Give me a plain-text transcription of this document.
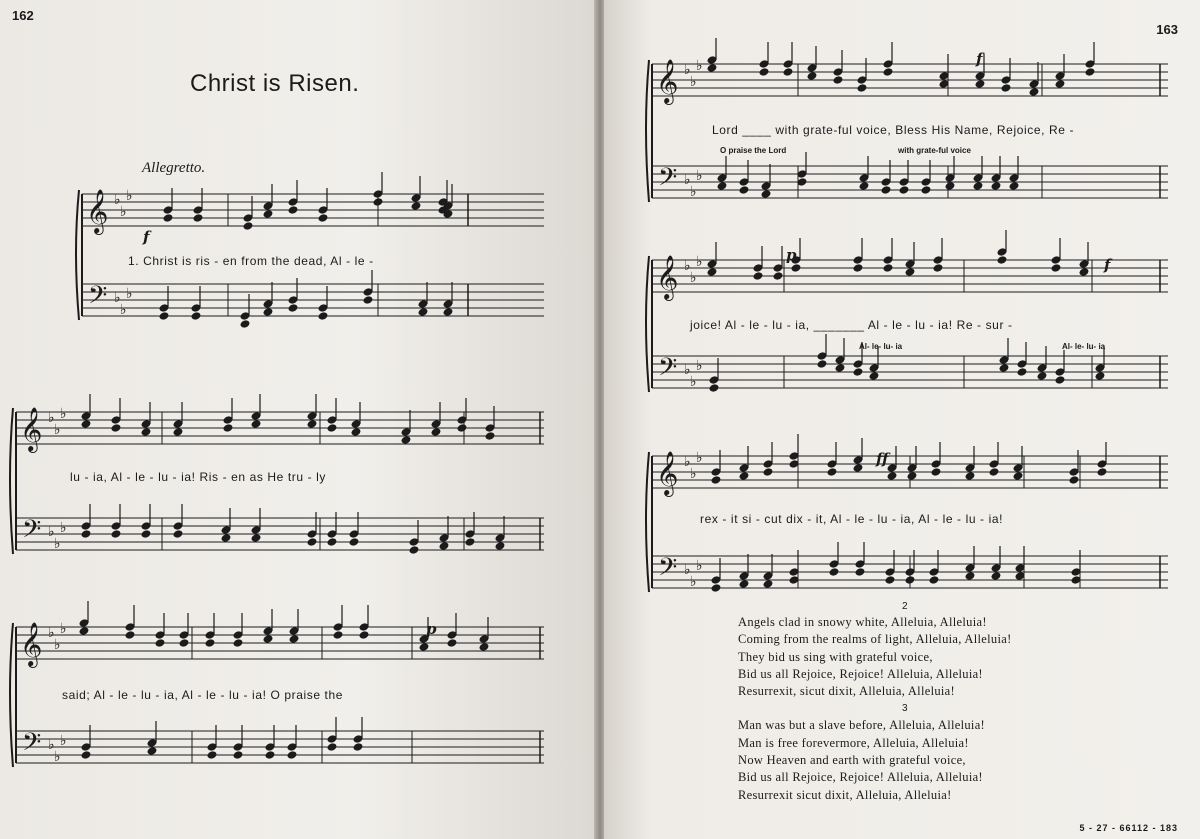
162
Christ is Risen.
Allegretto.
𝄞
𝄢
♭
♭
♭
♭
♭
♭
f
1. Christ is ris - en from the dead, Al - le -
𝄞
𝄢
♭
♭
♭
♭
♭
♭
lu - ia, Al - le - lu - ia! Ris - en as He tru - ly
𝄞
𝄢
♭
♭
♭
♭
♭
♭
p
said; Al - le - lu - ia, Al - le - lu - ia! O praise the
163
𝄞
𝄢
♭
♭
♭
♭
♭
♭
f
Lord ____ with grate-ful voice, Bless His Name, Rejoice, Re -
O praise the Lord	with grate-ful voice
𝄞
𝄢
♭
♭
♭
♭
♭
♭
p
f
joice! Al - le - lu - ia, _______ Al - le - lu - ia! Re - sur -
Al- le- lu- ia	Al- le- lu- ia
𝄞
𝄢
♭
♭
♭
♭
♭
♭
ff
rex - it si - cut dix - it, Al - le - lu - ia, Al - le - lu - ia!
2
3
5 - 27 - 66112 - 183
Angels clad in snowy white, Alleluia, Alleluia!
Coming from the realms of light, Alleluia, Alleluia!
They bid us sing with grateful voice,
Bid us all Rejoice, Rejoice! Alleluia, Alleluia!
Resurrexit, sicut dixit, Alleluia, Alleluia!
Man was but a slave before, Alleluia, Alleluia!
Man is free forevermore, Alleluia, Alleluia!
Now Heaven and earth with grateful voice,
Bid us all Rejoice, Rejoice! Alleluia, Alleluia!
Resurrexit sicut dixit, Alleluia, Alleluia!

··········

Repeat each record exactly, with the pictures left out.

Give me a plain-text transcription of this document.
162
Christ is Risen.
Allegretto.
𝄞
𝄢
♭
♭
♭
♭
♭
♭
f
1. Christ is ris - en from the dead, Al - le -
𝄞
𝄢
♭
♭
♭
♭
♭
♭
lu - ia, Al - le - lu - ia! Ris - en as He tru - ly
𝄞
𝄢
♭
♭
♭
♭
♭
♭
p
said; Al - le - lu - ia, Al - le - lu - ia! O praise the
163
𝄞
𝄢
♭
♭
♭
♭
♭
♭
f
Lord ____ with grate-ful voice, Bless His Name, Rejoice, Re -
O praise the Lord	with grate-ful voice
𝄞
𝄢
♭
♭
♭
♭
♭
♭
p
f
joice! Al - le - lu - ia, _______ Al - le - lu - ia! Re - sur -
Al- le- lu- ia	Al- le- lu- ia
𝄞
𝄢
♭
♭
♭
♭
♭
♭
ff
rex - it si - cut dix - it, Al - le - lu - ia, Al - le - lu - ia!
2
3
5 - 27 - 66112 - 183
Angels clad in snowy white, Alleluia, Alleluia!
Coming from the realms of light, Alleluia, Alleluia!
They bid us sing with grateful voice,
Bid us all Rejoice, Rejoice! Alleluia, Alleluia!
Resurrexit, sicut dixit, Alleluia, Alleluia!
Man was but a slave before, Alleluia, Alleluia!
Man is free forevermore, Alleluia, Alleluia!
Now Heaven and earth with grateful voice,
Bid us all Rejoice, Rejoice! Alleluia, Alleluia!
Resurrexit sicut dixit, Alleluia, Alleluia!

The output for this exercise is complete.